Express the listing lines from the line with "- colorbar-axis-label: dBZ: [1165, 520, 1196, 576]" up to and including the line with "- colorbar-tick-label: 60: [1114, 208, 1149, 240]" as a Markdown table with the columns No. and Line, numbering each row and leaving out blank lines.

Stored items
-- Begin --
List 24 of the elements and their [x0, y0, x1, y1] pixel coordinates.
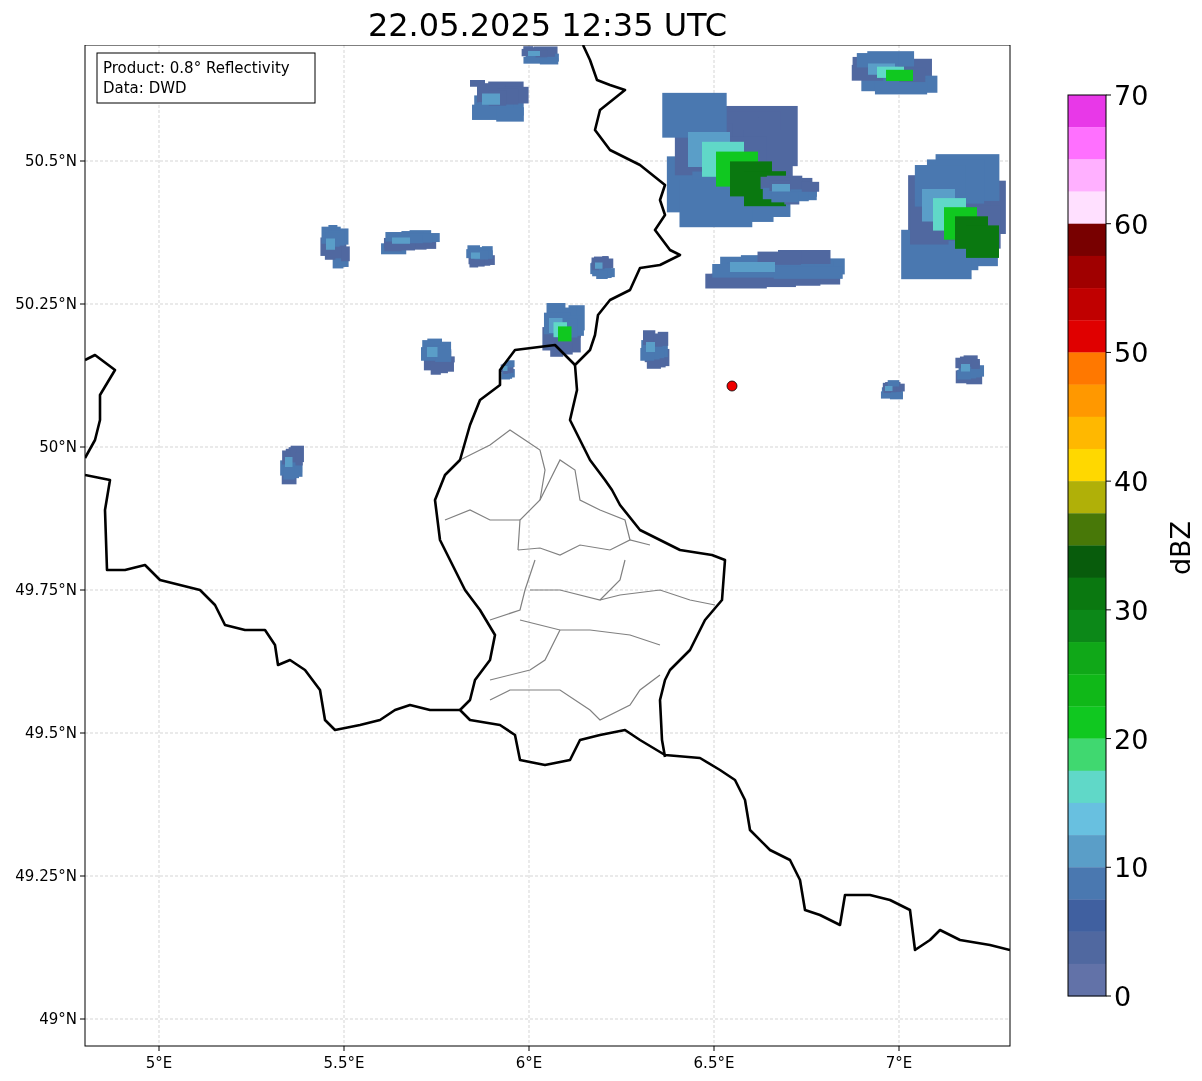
- colorbar-axis-label: dBZ: [1165, 520, 1196, 576]
- colorbar-tick-label: 40: [1114, 466, 1149, 498]
- longitude-label: 7°E: [885, 1054, 913, 1072]
- colorbar-tick-label: 20: [1114, 723, 1149, 755]
- colorbar-tick-label: 30: [1114, 594, 1149, 626]
- colorbar-tick-label: 70: [1114, 80, 1149, 111]
- info-label: Product: 0.8° Reflectivity Data: DWD: [96, 52, 316, 104]
- latitude-label: 49.75°N: [15, 581, 77, 599]
- colorbar-tick-label: 0: [1114, 981, 1132, 1012]
- latitude-label: 49.25°N: [15, 867, 77, 885]
- longitude-label: 6.5°E: [693, 1054, 735, 1072]
- chart-title: 22.05.2025 12:35 UTC: [367, 5, 728, 45]
- latitude-label: 50.25°N: [15, 295, 77, 313]
- latitude-label: 49.5°N: [24, 724, 77, 742]
- colorbar-tick-label: 10: [1114, 852, 1149, 884]
- longitude-label: 5°E: [145, 1054, 173, 1072]
- latitude-label: 50.5°N: [24, 152, 77, 170]
- radar-site-marker: [726, 380, 738, 392]
- longitude-label: 6°E: [515, 1054, 543, 1072]
- longitude-label: 5.5°E: [323, 1054, 365, 1072]
- latitude-label: 50°N: [39, 438, 77, 456]
- colorbar-tick-label: 50: [1114, 337, 1149, 369]
- latitude-label: 49°N: [39, 1010, 77, 1028]
- colorbar-tick-label: 60: [1114, 208, 1149, 240]
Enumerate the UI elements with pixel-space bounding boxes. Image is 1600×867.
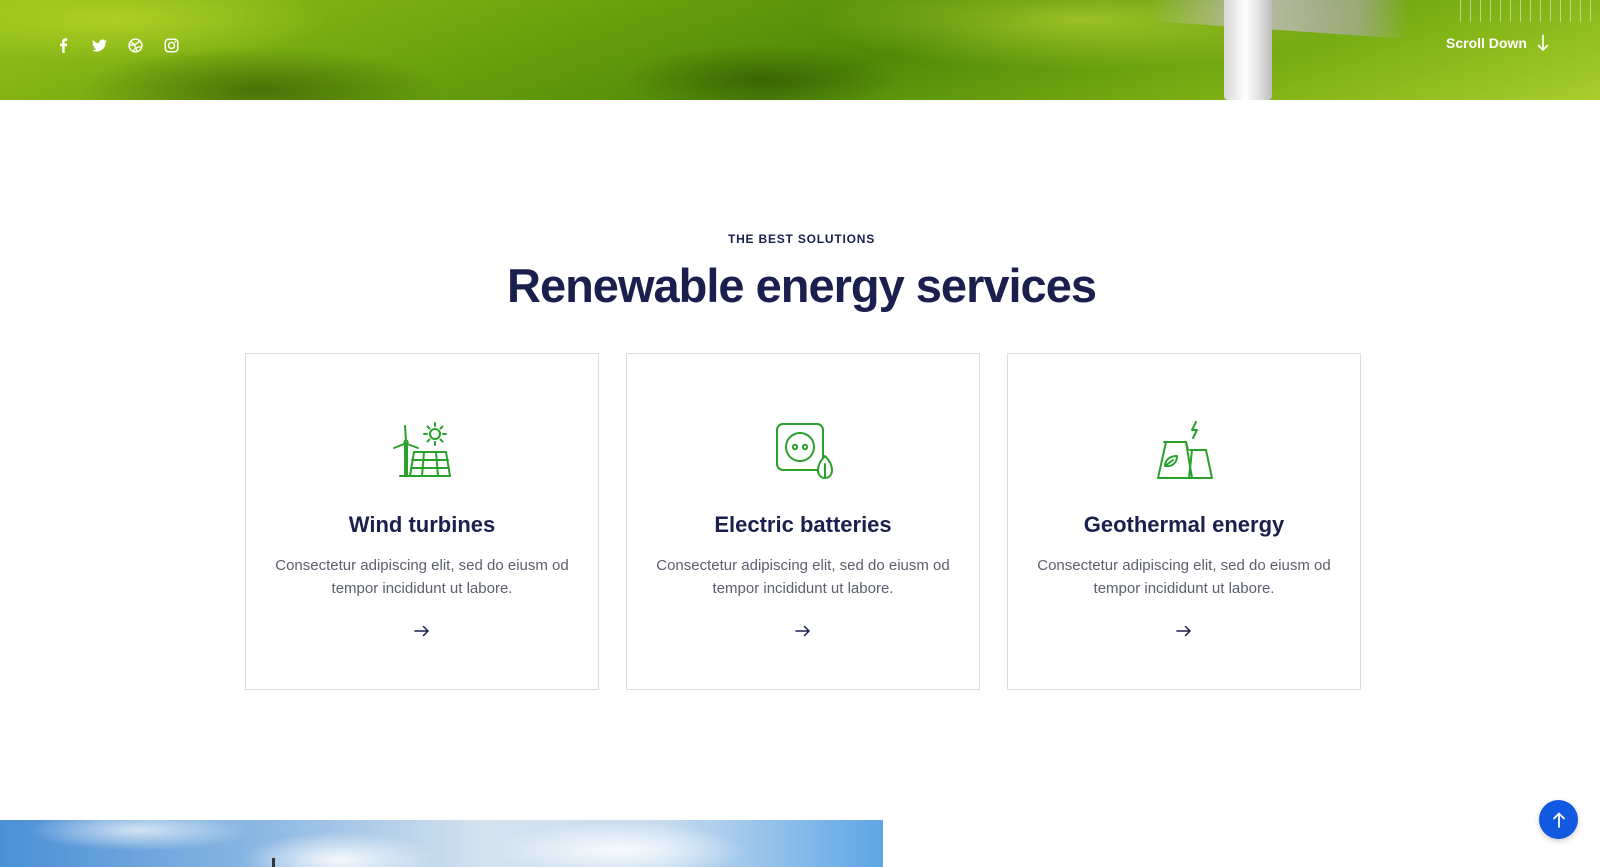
scroll-down-label: Scroll Down	[1446, 35, 1527, 51]
wind-turbine-tower	[1224, 0, 1272, 100]
service-card-electric-batteries: Electric batteries Consectetur adipiscin…	[626, 353, 980, 690]
card-title: Electric batteries	[714, 512, 892, 537]
card-text: Consectetur adipiscing elit, sed do eius…	[1037, 557, 1331, 597]
section-heading: Renewable energy services	[507, 259, 1097, 312]
instagram-icon[interactable]	[162, 36, 180, 54]
sky-image	[0, 820, 883, 867]
twitter-icon[interactable]	[90, 36, 108, 54]
section-eyebrow: THE BEST SOLUTIONS	[727, 232, 876, 246]
arrow-right-icon	[1176, 625, 1191, 637]
social-links	[54, 36, 180, 54]
service-card-wind-turbines: Wind turbines Consectetur adipiscing eli…	[245, 353, 599, 690]
card-arrow-link[interactable]	[411, 620, 433, 642]
scroll-down-link[interactable]: Scroll Down	[1446, 34, 1549, 52]
arrow-right-icon	[414, 625, 429, 637]
services-cards: Wind turbines Consectetur adipiscing eli…	[245, 353, 1361, 690]
turbine-blade-tip	[272, 858, 275, 867]
arrow-right-icon	[795, 625, 810, 637]
card-title: Wind turbines	[348, 512, 496, 537]
service-card-geothermal-energy: Geothermal energy Consectetur adipiscing…	[1007, 353, 1361, 690]
dribbble-icon[interactable]	[126, 36, 144, 54]
wind-solar-icon	[393, 422, 451, 477]
geothermal-plant-icon	[1157, 421, 1213, 479]
hero-fence	[1460, 0, 1600, 22]
card-title: Geothermal energy	[1083, 512, 1285, 537]
hero-road	[1148, 0, 1412, 40]
hero-image: Scroll Down	[0, 0, 1600, 100]
back-to-top-button[interactable]	[1539, 800, 1578, 839]
eco-socket-icon	[776, 423, 833, 479]
facebook-icon[interactable]	[54, 36, 72, 54]
card-arrow-link[interactable]	[792, 620, 814, 642]
card-arrow-link[interactable]	[1173, 620, 1195, 642]
card-text: Consectetur adipiscing elit, sed do eius…	[656, 557, 950, 597]
arrow-up-icon	[1552, 812, 1565, 828]
arrow-down-icon	[1537, 34, 1549, 51]
card-text: Consectetur adipiscing elit, sed do eius…	[275, 557, 569, 597]
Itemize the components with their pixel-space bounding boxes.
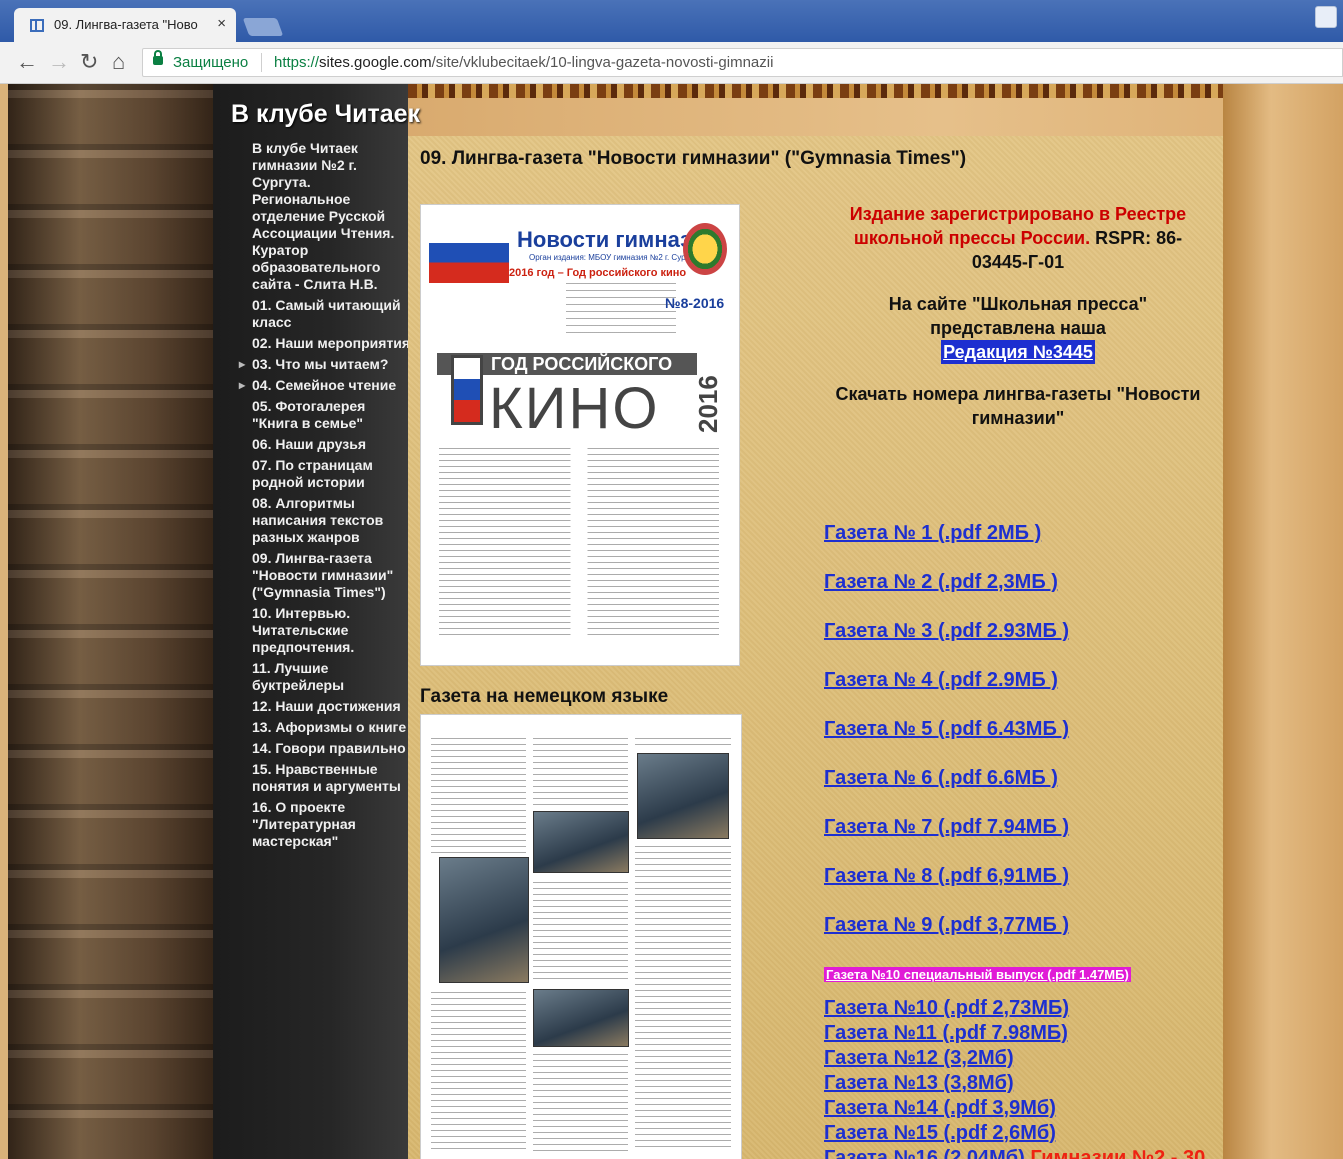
-- End --
Final result
| No. | Line |
|---|---|
| 1 | - colorbar-axis-label: dBZ: [1165, 520, 1196, 576] |
| 2 | - colorbar-tick-label: 40: [1114, 466, 1149, 498] |
| 3 | - longitude-label: 7°E: [885, 1054, 913, 1072] |
| 4 | - colorbar-tick-label: 20: [1114, 723, 1149, 755] |
| 5 | - colorbar-tick-label: 30: [1114, 594, 1149, 626] |
| 6 | - colorbar-tick-label: 70: [1114, 80, 1149, 111] |
| 7 | - info-label: Product: 0.8° Reflectivity Data: DWD: [96, 52, 316, 104] |
| 8 | - latitude-label: 49.75°N: [15, 581, 77, 599] |
| 9 | - colorbar-tick-label: 0: [1114, 981, 1132, 1012] |
| 10 | - latitude-label: 49.25°N: [15, 867, 77, 885] |
| 11 | - longitude-label: 6.5°E: [693, 1054, 735, 1072] |
| 12 | - chart-title: 22.05.2025 12:35 UTC: [367, 5, 728, 45] |
| 13 | - latitude-label: 50.25°N: [15, 295, 77, 313] |
| 14 | - latitude-label: 49.5°N: [24, 724, 77, 742] |
| 15 | - colorbar-tick-label: 10: [1114, 852, 1149, 884] |
| 16 | - longitude-label: 5°E: [145, 1054, 173, 1072] |
| 17 | - latitude-label: 50.5°N: [24, 152, 77, 170] |
| 18 | - radar-site-marker: [726, 380, 738, 392] |
| 19 | - longitude-label: 6°E: [515, 1054, 543, 1072] |
| 20 | - longitude-label: 5.5°E: [323, 1054, 365, 1072] |
| 21 | - latitude-label: 50°N: [39, 438, 77, 456] |
| 22 | - colorbar-tick-label: 50: [1114, 337, 1149, 369] |
| 23 | - latitude-label: 49°N: [39, 1010, 77, 1028] |
| 24 | - colorbar-tick-label: 60: [1114, 208, 1149, 240] |